_Set problem_: Beneath this task is a listing; retype all of it exactly.

_Data records_:
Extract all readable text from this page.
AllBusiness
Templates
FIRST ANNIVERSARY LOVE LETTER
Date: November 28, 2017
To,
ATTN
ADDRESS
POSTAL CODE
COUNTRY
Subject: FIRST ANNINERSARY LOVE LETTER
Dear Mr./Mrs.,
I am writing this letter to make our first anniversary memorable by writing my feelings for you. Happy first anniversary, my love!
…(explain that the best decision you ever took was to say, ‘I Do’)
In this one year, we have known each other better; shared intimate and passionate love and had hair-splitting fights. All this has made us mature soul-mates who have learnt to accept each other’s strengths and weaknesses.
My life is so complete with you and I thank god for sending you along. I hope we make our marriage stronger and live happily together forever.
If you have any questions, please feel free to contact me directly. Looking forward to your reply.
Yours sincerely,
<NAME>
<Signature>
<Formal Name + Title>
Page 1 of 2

_Correct answer_:
Extract all readable text from this page.
AllBusiness
Templates
FIRST ANNIVERSARY LOVE LETTER
Date: November 28, 2017
To,
ATTN
ADDRESS
POSTAL CODE
COUNTRY
Subject: FIRST ANNINERSARY LOVE LETTER
Dear Mr./Mrs.,
I am writing this letter to make our first anniversary memorable by writing my feelings for you. Happy first anniversary, my love!
…(explain that the best decision you ever took was to say, ‘I Do’)
In this one year, we have known each other better; shared intimate and passionate love and had hair-splitting fights. All this has made us mature soul-mates who have learnt to accept each other’s strengths and weaknesses.
My life is so complete with you and I thank god for sending you along. I hope we make our marriage stronger and live happily together forever.
If you have any questions, please feel free to contact me directly. Looking forward to your reply.
Yours sincerely,
<NAME>
<Signature>
<Formal Name + Title>
Page 1 of 2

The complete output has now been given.